Work to be completed –
Answer with one number: how many lines have "Dichloroethene".

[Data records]
-------

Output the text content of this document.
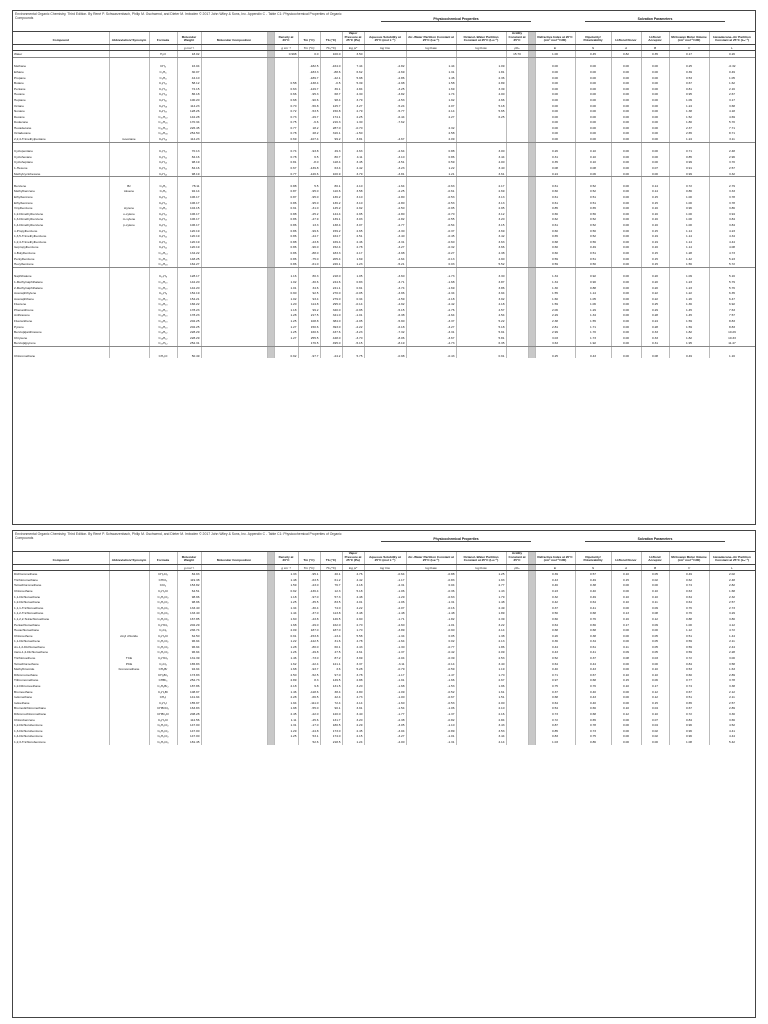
Environmental Organic Chemistry, Third Edition. By René P. Schwarzenbach, Philip M. Gschwend, and Dieter M. Imboden © 2017 John Wiley & Sons, Inc. Appendix C - Table C1: Physicochemical Properties of Organic Compounds	Physicochemical Properties	Solvation Parameters
Compound	Abbreviation/ Synonym	Formula	Molecular Weight	Molecular Composition		Density at 20°C	Tm (°C)	Tb (°C)	Vapor Pressure at 25°C (Pa)	Aqueous Solubility at 25°C (mol L⁻¹)	Air–Water Partition Constant at 25°C (Laᵢ⁻¹)	Octanol–Water Partition Constant at 25°C (Loᵢ⁻¹)	Acidity Constant at 25°C		Refractive Index at 20°C (cm³ mol⁻¹/100)	Dipolarity/ Polarizability	H-Bond Donor	H-Bond Acceptor	McGowan Molar Volume (cm³ mol⁻¹/100)	Hexadecane–Air Partition Constant at 25°C (Lᵢₐ⁻¹)
			g mol⁻¹			g cm⁻³	Tm (°C)	Tb (°C)	log pᵢ*	log Cᵢw	log Kᵢaw	log Kᵢow	pKₐ		E	S	A	B	V	L
Water		H₂O	18.02			0.998	0.0	100.0	3.50				15.70		1.00	0.45	0.82	0.35	0.17	0.26

Methane		CH₄	16.04				-182.5	-164.0	7.44	-2.82	1.44	1.09			0.00	0.00	0.00	0.00	0.25	-0.32
Ethane		C₂H₆	30.07				-183.3	-88.6	6.62	-2.69	1.31	1.81			0.00	0.00	0.00	0.00	0.39	0.49
Propane		C₃H₈	44.10				-189.7	-42.1	5.98	-2.86	1.46	2.36			0.00	0.00	0.00	0.00	0.53	1.05
Butane		C₄H₁₀	58.12			0.58	-138.4	-0.5	5.39	-2.98	1.58	2.89			0.00	0.00	0.00	0.00	0.67	1.62
Pentane		C₅H₁₂	72.15			0.63	-129.7	36.1	4.84	-3.25	1.69	3.39			0.00	0.00	0.00	0.00	0.81	2.16
Hexane		C₆H₁₄	86.18			0.66	-95.3	68.7	4.30	-3.82	1.74	4.00			0.00	0.00	0.00	0.00	0.95	2.67
Heptane		C₇H₁₆	100.20			0.68	-90.6	98.4	3.79	-4.53	1.92	4.66			0.00	0.00	0.00	0.00	1.09	3.17
Octane		C₈H₁₈	114.23			0.70	-56.8	125.7	3.27	-5.24	2.07	5.18			0.00	0.00	0.00	0.00	1.24	3.68
Nonane		C₉H₂₀	128.26			0.72	-53.5	150.8	2.79	-5.77	2.14	5.65			0.00	0.00	0.00	0.00	1.38	4.18
Decane		C₁₀H₂₂	142.28			0.73	-29.7	174.1	2.25	-6.44	2.27	6.25			0.00	0.00	0.00	0.00	1.52	4.69
Dodecane		C₁₂H₂₆	170.34			0.75	-9.6	216.3	1.30	-7.62					0.00	0.00	0.00	0.00	1.80	5.70
Hexadecane		C₁₆H₃₄	226.45			0.77	18.2	287.0	-0.70		2.32				0.00	0.00	0.00	0.00	2.37	7.71
Octadecane		C₁₈H₃₈	254.50			0.78	28.2	316.1	-1.50		2.58				0.00	0.00	0.00	0.00	2.65	8.71
2,2,4-Trimethylpentane	isooctane	C₈H₁₈	114.23			0.69	-107.4	99.2	3.81	-4.67	2.09				0.00	0.00	0.00	0.00	1.24	3.11

Cyclopentane		C₅H₁₀	70.13			0.74	-93.8	49.3	4.63	-2.64	0.88	3.00			0.26	0.10	0.00	0.00	0.71	2.48
Cyclohexane		C₆H₁₂	84.16			0.78	6.5	80.7	4.11	-3.10	0.86	3.44			0.31	0.10	0.00	0.00	0.85	2.96
Cycloheptane		C₇H₁₄	98.19			0.81	-8.0	118.4	3.45	-3.51	0.59	4.00			0.35	0.10	0.00	0.00	0.99	3.70
1-Hexene		C₆H₁₂	84.16			0.67	-139.8	63.4	4.42	-3.23	1.22	3.40			0.08	0.08	0.00	0.07	0.91	2.57
Methylcyclohexane		C₇H₁₄	98.19			0.77	-126.6	100.9	3.79	-3.81	1.21	3.61			0.24	0.06	0.00	0.00	0.99	3.32

Benzene	Bz	C₆H₆	78.11			0.88	5.5	80.1	4.10	-1.64	-0.63	2.17			0.61	0.52	0.00	0.14	0.72	2.79
Methylbenzene	toluene	C₇H₈	92.14			0.87	-95.0	110.6	3.58	-2.25	-0.61	2.69			0.60	0.52	0.00	0.14	0.86	3.33
Ethylbenzene		C₈H₁₀	106.17			0.87	-95.0	136.2	3.10	-2.80	-0.53	3.13			0.61	0.51	0.00	0.15	1.00	3.78
Ethylbenzene		C₈H₁₀	106.17			0.86	-95.0	136.2	3.10	-2.80	-0.53	3.13			0.61	0.51	0.00	0.15	1.00	3.78
Vinylbenzene	styrene	C₈H₈	104.15			0.91	-31.0	145.2	2.92	-2.50	-0.95	2.95			0.85	0.65	0.00	0.16	0.96	3.86
1,2-Dimethylbenzene	o-xylene	C₈H₁₀	106.17			0.88	-25.2	144.4	2.95	-2.80	-0.70	3.12			0.66	0.56	0.00	0.16	1.00	3.94
1,3-Dimethylbenzene	m-xylene	C₈H₁₀	106.17			0.86	-47.9	139.1	3.03	-2.82	-0.55	3.20			0.62	0.52	0.00	0.16	1.00	3.84
1,4-Dimethylbenzene	p-xylene	C₈H₁₀	106.17			0.86	13.3	138.4	3.07	-2.77	-0.54	3.15			0.61	0.52	0.00	0.16	1.00	3.84
n-Propylbenzene		C₉H₁₂	120.19			0.86	-99.6	159.2	2.65	-3.30	-0.37	3.69			0.60	0.50	0.00	0.15	1.14	4.23
1,3,5-Trimethylbenzene		C₉H₁₂	120.19			0.86	-44.7	164.7	2.51	-3.40	-0.45	3.42			0.65	0.52	0.00	0.19	1.14	4.34
1,2,4-Trimethylbenzene		C₉H₁₂	120.19			0.88	-43.8	169.4	2.46	-3.31	-0.60	3.63			0.68	0.56	0.00	0.19	1.14	4.44
Isopropylbenzene		C₉H₁₂	120.19			0.86	-96.0	152.4	2.78	-3.27	-0.32	3.66			0.60	0.49	0.00	0.16	1.14	4.08
n-Butylbenzene		C₁₀H₁₄	134.22			0.86	-88.0	183.3	2.17	-3.98	-0.27	4.38			0.60	0.51	0.00	0.15	1.28	4.73
Pentylbenzene		C₁₁H₁₆	148.25			0.86	-75.0	205.4	1.69	-4.64	-0.13	4.90			0.59	0.51	0.00	0.15	1.42	5.23
Hexylbenzene		C₁₂H₁₈	162.27			0.86	-61.0	226.1	1.23	-5.21	0.03	5.52			0.59	0.50	0.00	0.15	1.56	5.72

Naphthalene		C₁₀H₈	128.17			1.16	80.3	218.0	1.05	-3.60	-1.73	3.30			1.34	0.92	0.00	0.20	1.09	5.16
1-Methylnaphthalene		C₁₁H₁₀	142.20			1.02	-30.6	244.6	0.83	-3.71	-1.68	3.87			1.34	0.90	0.00	0.20	1.23	5.79
2-Methylnaphthalene		C₁₁H₁₀	142.20			1.01	34.6	241.1	0.91	-3.74	-1.69	3.86			1.30	0.88	0.00	0.20	1.23	5.76
Acenaphthylene		C₁₂H₈	152.19			0.90	92.5	270.0	-0.05	-3.96	-2.34	3.94			1.55	1.14	0.00	0.22	1.22	6.35
Acenaphthene		C₁₂H₁₀	154.21			1.02	93.4	279.0	0.34	-4.59	-2.18	3.92			1.60	1.05	0.00	0.22	1.26	6.47
Fluorene		C₁₃H₁₀	166.22			1.20	114.8	295.0	-0.14	-4.92	-2.42	4.18			1.59	1.06	0.00	0.25	1.36	6.92
Phenanthrene		C₁₄H₁₀	178.23			1.18	99.2	340.0	-0.95	-5.15	-2.76	4.57			2.06	1.29	0.00	0.29	1.45	7.63
Anthracene		C₁₄H₁₀	178.23			1.28	217.5	341.0	-1.01	-6.38	-2.64	4.54			2.29	1.34	0.00	0.28	1.45	7.57
Fluoranthene		C₁₆H₁₀	202.25			1.25	108.8	384.0	-2.05	-5.90	-3.37	5.22			2.38	1.55	0.00	0.24	1.59	8.83
Pyrene		C₁₆H₁₀	202.25			1.27	150.6	393.0	-2.22	-6.18	-3.27	5.18			2.81	1.71	0.00	0.28	1.59	8.83
Benzo[a]anthracene		C₁₈H₁₂	228.29			1.25	160.6	437.6	-3.23	-7.32	-3.31	5.91			2.99	1.70	0.00	0.33	1.82	10.29
Chrysene		C₁₈H₁₂	228.29			1.27	255.5	448.0	-3.70	-8.06	-3.67	5.81			3.03	1.73	0.00	0.33	1.82	10.33
Benzo[a]pyrene		C₂₀H₁₂	252.31				176.5	495.0	-5.15	-8.19	-4.73	6.35			3.63	1.92	0.00	0.31	1.95	11.47

Chloromethane		CH₃Cl	50.49			0.92	-97.7	-24.2	5.75	-0.98	-0.43	0.91			0.25	0.43	0.00	0.08	0.49	1.16
Environmental Organic Chemistry, Third Edition. By René P. Schwarzenbach, Philip M. Gschwend, and Dieter M. Imboden © 2017 John Wiley & Sons, Inc. Appendix C - Table C1: Physicochemical Properties of Organic Compounds	Physicochemical Properties	Solvation Parameters
Compound	Abbreviation/ Synonym	Formula	Molecular Weight	Molecular Composition		Density at 20°C	Tm (°C)	Tb (°C)	Vapor Pressure at 25°C (Pa)	Aqueous Solubility at 25°C (mol L⁻¹)	Air–Water Partition Constant at 25°C (Laᵢ⁻¹)	Octanol–Water Partition Constant at 25°C (Loᵢ⁻¹)	Acidity Constant at 25°C		Refractive Index at 20°C (cm³ mol⁻¹/100)	Dipolarity/ Polarizability	H-Bond Donor	H-Bond Acceptor	McGowan Molar Volume (cm³ mol⁻¹/100)	Hexadecane–Air Partition Constant at 25°C (Lᵢₐ⁻¹)
			g mol⁻¹			g cm⁻³	Tm (°C)	Tb (°C)	log pᵢ*	log Cᵢw	log Kᵢaw	log Kᵢow	pKₐ		E	S	A	B	V	L
Dichloromethane		CH₂Cl₂	84.93			1.33	-95.1	40.1	4.76	-0.64	-0.88	1.25			0.39	0.57	0.10	0.05	0.49	2.02
Trichloromethane		CHCl₃	119.38			1.48	-63.5	61.2	4.42	-1.17	-0.83	1.93			0.43	0.49	0.15	0.02	0.62	2.48
Tetrachloromethane		CCl₄	153.82			1.59	-23.0	76.7	4.18	-2.31	0.04	2.77			0.46	0.38	0.00	0.00	0.74	2.82
Chloroethane		C₂H₅Cl	64.51			0.92	-136.4	12.3	5.18	-1.06	-0.36	1.43			0.23	0.40	0.00	0.10	0.63	1.68
1,1-Dichloroethane		C₂H₄Cl₂	98.96			1.18	-97.0	57.3	4.48	-1.29	-0.63	1.79			0.32	0.49	0.10	0.10	0.64	2.32
1,2-Dichloroethane		C₂H₄Cl₂	98.96			1.25	-35.5	83.5	4.01	-1.06	-1.31	1.48			0.42	0.64	0.10	0.11	0.64	2.57
1,1,1-Trichloroethane		C₂H₃Cl₃	133.40			1.34	-30.4	74.0	4.22	-2.07	-0.16	2.49			0.37	0.41	0.00	0.09	0.76	2.73
1,1,2-Trichloroethane		C₂H₃Cl₃	133.40			1.44	-37.0	113.8	3.48	-1.48	-1.48	1.89			0.50	0.68	0.13	0.08	0.76	3.29
1,1,2,2-Tetrachloroethane		C₂H₂Cl₄	167.85			1.60	-43.8	146.5	2.90	-1.71	-1.82	2.39			0.60	0.76	0.16	0.12	0.88	3.80
Pentachloroethane		C₂HCl₅	202.29			1.68	-29.0	162.0	2.70	-2.60	-1.01	3.22			0.64	0.66	0.17	0.09	1.00	4.12
Hexachloroethane		C₂Cl₆	236.74			2.09	187.0	187.0	1.70	-3.89	-0.90	4.14			0.68	0.68	0.00	0.00	1.12	4.72
Chloroethene	vinyl chloride	C₂H₃Cl	62.50			0.91	-153.8	-13.4	5.58	-1.34	0.05	1.38			0.26	0.38	0.00	0.05	0.51	1.44
1,1-Dichloroethene		C₂H₂Cl₂	96.94			1.22	-122.5	31.6	4.78	-1.64	0.02	2.13			0.36	0.34	0.00	0.05	0.59	2.11
cis-1,2-Dichloroethene		C₂H₂Cl₂	96.94			1.28	-80.0	60.1	4.43	-1.30	-0.77	1.86			0.44	0.61	0.11	0.05	0.59	2.44
trans-1,2-Dichloroethene		C₂H₂Cl₂	96.94			1.26	-49.8	47.5	4.61	-1.37	-0.42	2.09			0.43	0.41	0.09	0.05	0.59	2.28
Trichloroethene	TCE	C₂HCl₃	131.39			1.46	-73.0	87.2	3.99	-2.04	-0.39	2.53			0.52	0.37	0.08	0.03	0.72	3.00
Tetrachloroethene	PCE	C₂Cl₄	165.83			1.62	-22.4	121.1	3.37	-3.11	-0.14	3.40			0.64	0.44	0.00	0.00	0.84	3.58
Methylbromide	bromomethane	CH₃Br	94.94			1.68	-93.7	3.6	5.28	-0.79	-0.59	1.19			0.40	0.43	0.00	0.10	0.53	1.63
Dibromomethane		CH₂Br₂	173.83			2.50	-52.5	97.0	3.78	-1.17	-1.47	1.70			0.71	0.67	0.10	0.10	0.60	2.89
Tribromomethane		CHBr₃	252.73			2.89	8.3	149.5	2.88	-1.91	-1.66	2.67			0.97	0.68	0.15	0.06	0.77	3.78
1,2-Dibromoethane		C₂H₄Br₂	187.86			2.18	9.8	131.5	3.20	-1.68	-1.53	1.96			0.75	0.76	0.10	0.17	0.74	3.38
Bromoethane		C₂H₅Br	108.97			1.46	-118.6	38.4	4.80	-1.09	-0.52	1.61			0.37	0.40	0.00	0.12	0.67	2.12
Iodomethane		CH₃I	141.94			2.28	-66.5	42.4	4.73	-1.00	-0.67	1.51			0.68	0.43	0.00	0.12	0.51	2.11
Iodoethane		C₂H₅I	155.97			1.94	-111.0	72.4	4.14	-1.60	-0.53	2.00			0.64	0.40	0.00	0.15	0.65	2.57
Bromodichloromethane		CHBrCl₂	163.83			1.98	-55.0	90.1	3.91	-1.54	-1.06	2.10			0.54	0.66	0.10	0.04	0.67	2.89
Dibromochloromethane		CHBr₂Cl	208.28			2.45	-22.0	120.0	3.40	-1.77	-1.37	2.16			0.73	0.68	0.12	0.10	0.72	3.30
Chlorobenzene		C₆H₅Cl	112.56			1.11	-45.6	131.7	3.20	-2.38	-0.82	2.84			0.72	0.65	0.00	0.07	0.84	3.66
1,2-Dichlorobenzene		C₆H₄Cl₂	147.00			1.31	-17.0	180.5	2.29	-3.05	-1.10	3.43			0.87	0.78	0.00	0.04	0.96	4.52
1,3-Dichlorobenzene		C₆H₄Cl₂	147.00			1.29	-24.8	173.0	2.45	-3.04	-0.89	3.53			0.85	0.73	0.00	0.02	0.96	4.41
1,4-Dichlorobenzene		C₆H₄Cl₂	147.00			1.25	53.1	174.0	2.15	-3.27	-1.01	3.44			0.83	0.75	0.00	0.02	0.96	4.44
1,2,3-Trichlorobenzene		C₆H₃Cl₃	181.45				52.6	218.5	1.24	-4.00	-1.31	4.14			1.03	0.86	0.00	0.00	1.08	5.42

-------

Output of the exercise –
3